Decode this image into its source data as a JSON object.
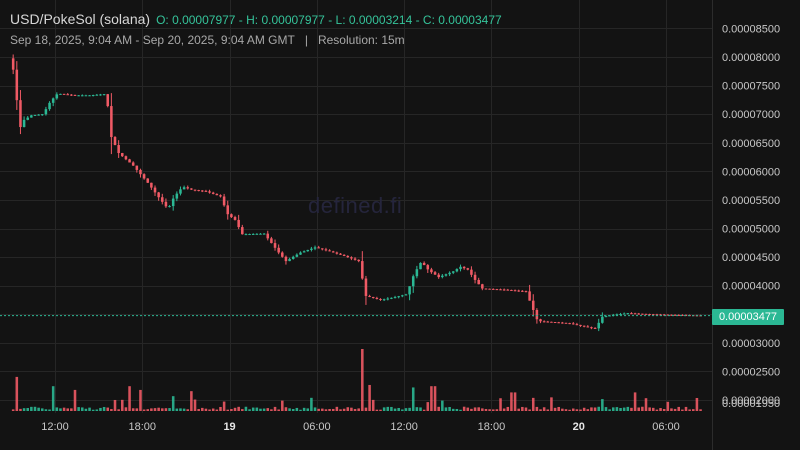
{
  "header": {
    "pair": "USD/PokeSol (solana)",
    "ohlc_text": "O: 0.00007977 - H: 0.00007977 - L: 0.00003214 - C: 0.00003477",
    "date_range": "Sep 18, 2025, 9:04 AM - Sep 20, 2025, 9:04 AM GMT",
    "separator": "|",
    "resolution": "Resolution: 15m"
  },
  "watermark": "defined.fi",
  "current_price_label": "0.00003477",
  "colors": {
    "up": "#2bb894",
    "down": "#ef5a65",
    "grid": "#262626",
    "background": "#131313",
    "axis_text": "#c8c8c8",
    "price_line": "#2bb894"
  },
  "chart_data": {
    "type": "candlestick",
    "resolution": "15m",
    "ohlc": {
      "open": 7.977e-05,
      "high": 7.977e-05,
      "low": 3.214e-05,
      "close": 3.477e-05
    },
    "y_ticks": [
      "0.00001950",
      "0.00002000",
      "0.00002500",
      "0.00003000",
      "0.00003500",
      "0.00004000",
      "0.00004500",
      "0.00005000",
      "0.00005500",
      "0.00006000",
      "0.00006500",
      "0.00007000",
      "0.00007500",
      "0.00008000",
      "0.00008500"
    ],
    "x_ticks": [
      {
        "label": "12:00",
        "hour": 3,
        "bold": false
      },
      {
        "label": "18:00",
        "hour": 9,
        "bold": false
      },
      {
        "label": "19",
        "hour": 15,
        "bold": true
      },
      {
        "label": "06:00",
        "hour": 21,
        "bold": false
      },
      {
        "label": "12:00",
        "hour": 27,
        "bold": false
      },
      {
        "label": "18:00",
        "hour": 33,
        "bold": false
      },
      {
        "label": "20",
        "hour": 39,
        "bold": true
      },
      {
        "label": "06:00",
        "hour": 45,
        "bold": false
      }
    ],
    "price_anchors": [
      [
        0,
        7.97e-05
      ],
      [
        0.3,
        7.74e-05
      ],
      [
        0.7,
        6.75e-05
      ],
      [
        1.0,
        6.9e-05
      ],
      [
        1.5,
        6.98e-05
      ],
      [
        2.3,
        7e-05
      ],
      [
        2.8,
        7.22e-05
      ],
      [
        3.3,
        7.36e-05
      ],
      [
        4.5,
        7.33e-05
      ],
      [
        5.5,
        7.33e-05
      ],
      [
        6.5,
        7.35e-05
      ],
      [
        6.8,
        7.1e-05
      ],
      [
        7.0,
        6.6e-05
      ],
      [
        7.5,
        6.32e-05
      ],
      [
        8.5,
        6.1e-05
      ],
      [
        9.5,
        5.8e-05
      ],
      [
        10.3,
        5.53e-05
      ],
      [
        10.9,
        5.34e-05
      ],
      [
        11.3,
        5.55e-05
      ],
      [
        11.9,
        5.73e-05
      ],
      [
        12.5,
        5.68e-05
      ],
      [
        13.5,
        5.65e-05
      ],
      [
        14.5,
        5.56e-05
      ],
      [
        15.0,
        5.25e-05
      ],
      [
        15.5,
        5.15e-05
      ],
      [
        16.0,
        4.9e-05
      ],
      [
        17.5,
        4.91e-05
      ],
      [
        18.5,
        4.58e-05
      ],
      [
        19.0,
        4.43e-05
      ],
      [
        20.0,
        4.58e-05
      ],
      [
        21.0,
        4.67e-05
      ],
      [
        22.0,
        4.6e-05
      ],
      [
        23.0,
        4.52e-05
      ],
      [
        24.0,
        4.43e-05
      ],
      [
        24.5,
        3.82e-05
      ],
      [
        25.5,
        3.75e-05
      ],
      [
        26.5,
        3.8e-05
      ],
      [
        27.3,
        3.85e-05
      ],
      [
        27.8,
        4.2e-05
      ],
      [
        28.3,
        4.42e-05
      ],
      [
        28.8,
        4.27e-05
      ],
      [
        29.5,
        4.15e-05
      ],
      [
        30.5,
        4.25e-05
      ],
      [
        31.0,
        4.33e-05
      ],
      [
        31.5,
        4.28e-05
      ],
      [
        32.0,
        4.1e-05
      ],
      [
        32.5,
        3.95e-05
      ],
      [
        34.0,
        3.93e-05
      ],
      [
        35.5,
        3.9e-05
      ],
      [
        36.3,
        3.38e-05
      ],
      [
        37.5,
        3.36e-05
      ],
      [
        38.5,
        3.34e-05
      ],
      [
        40.0,
        3.26e-05
      ],
      [
        40.4,
        3.25e-05
      ],
      [
        40.6,
        3.45e-05
      ],
      [
        41.5,
        3.49e-05
      ],
      [
        42.5,
        3.52e-05
      ],
      [
        44.0,
        3.5e-05
      ],
      [
        45.5,
        3.49e-05
      ],
      [
        47.3,
        3.48e-05
      ]
    ],
    "volume_spikes": [
      [
        0.3,
        0.55
      ],
      [
        2.8,
        0.4
      ],
      [
        4.3,
        0.34
      ],
      [
        8.2,
        0.4
      ],
      [
        8.8,
        0.34
      ],
      [
        12.4,
        0.32
      ],
      [
        24.2,
        1.0
      ],
      [
        24.6,
        0.42
      ],
      [
        27.7,
        0.38
      ],
      [
        29.0,
        0.4
      ],
      [
        34.5,
        0.3
      ],
      [
        42.9,
        0.3
      ],
      [
        37.2,
        0.22
      ]
    ]
  }
}
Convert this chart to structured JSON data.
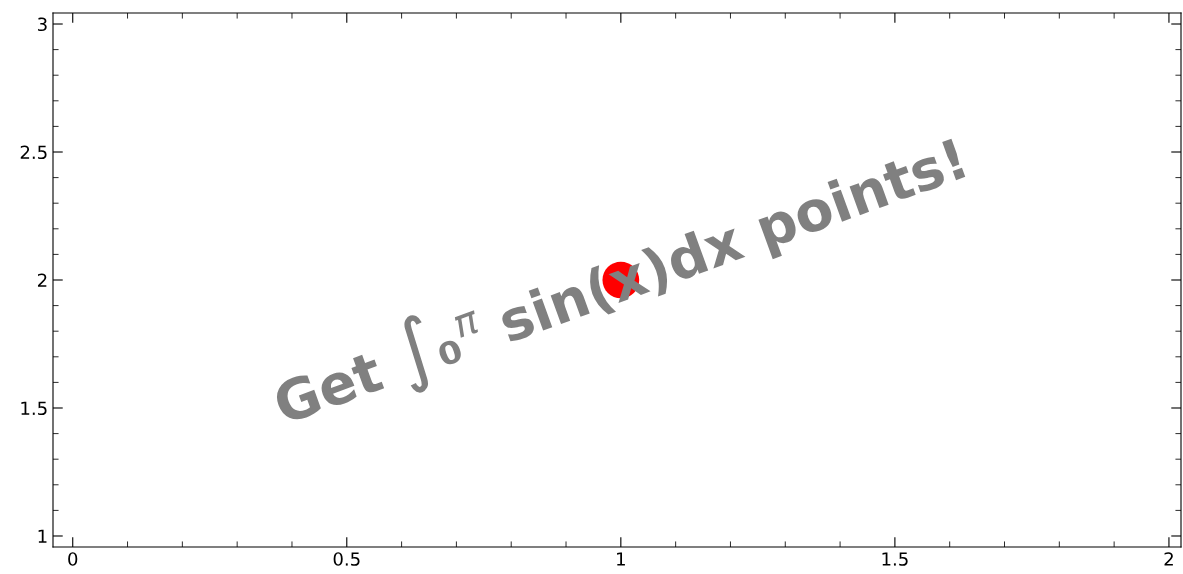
{
  "chart_data": {
    "type": "scatter",
    "x": [
      1
    ],
    "values": [
      2
    ],
    "color": "#ff0000",
    "marker": "circle",
    "xlim": [
      -0.036,
      2.022
    ],
    "ylim": [
      0.957,
      3.043
    ],
    "xticks": [
      0,
      0.5,
      1,
      1.5,
      2
    ],
    "yticks": [
      1,
      1.5,
      2,
      2.5,
      3
    ],
    "grid": false,
    "annotations": [
      {
        "text": "Get ∫₀$^{π}$ sin(x)dx points!",
        "x": 1,
        "y": 2
      }
    ]
  }
}
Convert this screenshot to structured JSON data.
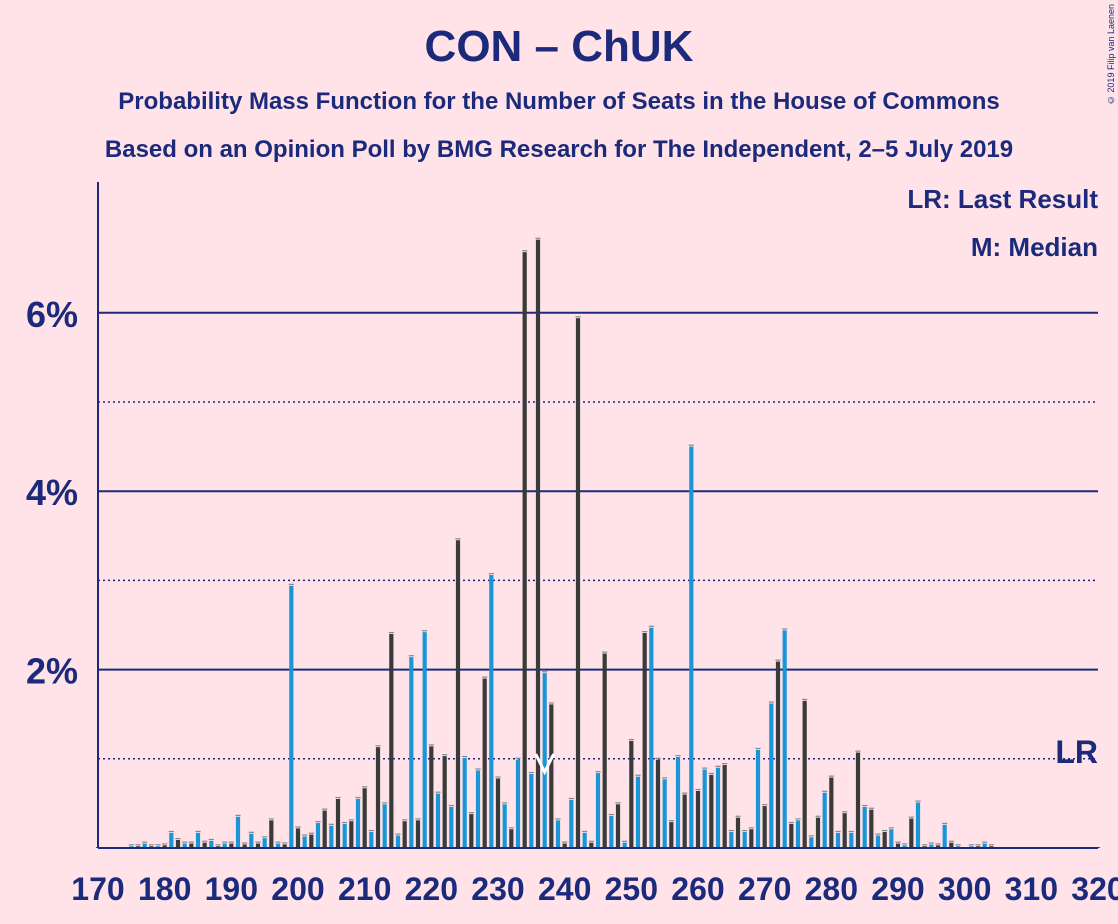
{
  "chart_data": {
    "type": "bar",
    "title": "CON – ChUK",
    "subtitle": "Probability Mass Function for the Number of Seats in the House of Commons",
    "subtitle2": "Based on an Opinion Poll by BMG Research for The Independent, 2–5 July 2019",
    "copyright": "© 2019 Filip van Laenen",
    "legend": [
      "LR: Last Result",
      "M: Median"
    ],
    "lr_label": "LR",
    "xlim": [
      170,
      320
    ],
    "ylim": [
      0,
      7.4
    ],
    "x_ticks": [
      "170",
      "180",
      "190",
      "200",
      "210",
      "220",
      "230",
      "240",
      "250",
      "260",
      "270",
      "280",
      "290",
      "300",
      "310",
      "320"
    ],
    "y_ticks": [
      {
        "value": 2,
        "label": "2%"
      },
      {
        "value": 4,
        "label": "4%"
      },
      {
        "value": 6,
        "label": "6%"
      }
    ],
    "minor_gridlines": [
      1,
      3,
      5
    ],
    "major_gridlines": [
      2,
      4,
      6
    ],
    "median": 237,
    "colors": {
      "blue": "#1a96d8",
      "dark": "#3a3a3a",
      "axis": "#1b2a7a",
      "background": "#ffe3e8"
    },
    "seats": [
      170,
      171,
      172,
      173,
      174,
      175,
      176,
      177,
      178,
      179,
      180,
      181,
      182,
      183,
      184,
      185,
      186,
      187,
      188,
      189,
      190,
      191,
      192,
      193,
      194,
      195,
      196,
      197,
      198,
      199,
      200,
      201,
      202,
      203,
      204,
      205,
      206,
      207,
      208,
      209,
      210,
      211,
      212,
      213,
      214,
      215,
      216,
      217,
      218,
      219,
      220,
      221,
      222,
      223,
      224,
      225,
      226,
      227,
      228,
      229,
      230,
      231,
      232,
      233,
      234,
      235,
      236,
      237,
      238,
      239,
      240,
      241,
      242,
      243,
      244,
      245,
      246,
      247,
      248,
      249,
      250,
      251,
      252,
      253,
      254,
      255,
      256,
      257,
      258,
      259,
      260,
      261,
      262,
      263,
      264,
      265,
      266,
      267,
      268,
      269,
      270,
      271,
      272,
      273,
      274,
      275,
      276,
      277,
      278,
      279,
      280,
      281,
      282,
      283,
      284,
      285,
      286,
      287,
      288,
      289,
      290,
      291,
      292,
      293,
      294,
      295,
      296,
      297,
      298,
      299,
      300,
      301,
      302,
      303,
      304,
      305,
      306,
      307,
      308,
      309,
      310,
      311,
      312,
      313,
      314,
      315,
      316,
      317,
      318,
      319,
      320
    ],
    "values": [
      0.01,
      0.01,
      0.01,
      0.01,
      0.01,
      0.02,
      0.02,
      0.05,
      0.02,
      0.02,
      0.03,
      0.17,
      0.09,
      0.05,
      0.05,
      0.17,
      0.06,
      0.08,
      0.02,
      0.05,
      0.05,
      0.35,
      0.04,
      0.16,
      0.05,
      0.11,
      0.31,
      0.05,
      0.04,
      2.94,
      0.22,
      0.13,
      0.15,
      0.28,
      0.42,
      0.25,
      0.55,
      0.27,
      0.3,
      0.55,
      0.67,
      0.18,
      1.13,
      0.49,
      2.4,
      0.14,
      0.3,
      2.14,
      0.31,
      2.42,
      1.14,
      0.61,
      1.03,
      0.46,
      3.45,
      1.01,
      0.38,
      0.87,
      1.9,
      3.06,
      0.78,
      0.49,
      0.21,
      0.99,
      6.68,
      0.83,
      6.82,
      1.96,
      1.61,
      0.31,
      0.05,
      0.54,
      5.94,
      0.17,
      0.06,
      0.84,
      2.18,
      0.36,
      0.49,
      0.06,
      1.2,
      0.8,
      2.41,
      2.47,
      0.99,
      0.77,
      0.29,
      1.02,
      0.6,
      4.5,
      0.64,
      0.88,
      0.82,
      0.9,
      0.93,
      0.18,
      0.34,
      0.18,
      0.21,
      1.1,
      0.47,
      1.62,
      2.09,
      2.44,
      0.27,
      0.31,
      1.65,
      0.12,
      0.34,
      0.62,
      0.79,
      0.17,
      0.39,
      0.17,
      1.07,
      0.46,
      0.43,
      0.14,
      0.18,
      0.21,
      0.05,
      0.03,
      0.33,
      0.51,
      0.02,
      0.04,
      0.03,
      0.26,
      0.06,
      0.02,
      0.01,
      0.02,
      0.02,
      0.05,
      0.02,
      0.01,
      0.01,
      0.01,
      0.01,
      0.01,
      0.01,
      0.01,
      0.01,
      0.01,
      0.01,
      0.01,
      0.01,
      0.01,
      0.01,
      0.01,
      0.01
    ]
  }
}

=-=-=-=-=

## GOAL OF THE EXERCISE
Wherever the word "Convert" occurs in a line of the listing, copy that line.

## WRITTEN ANSWER
Convert this chart to structured JSON data.
Convert this screenshot to structured JSON data.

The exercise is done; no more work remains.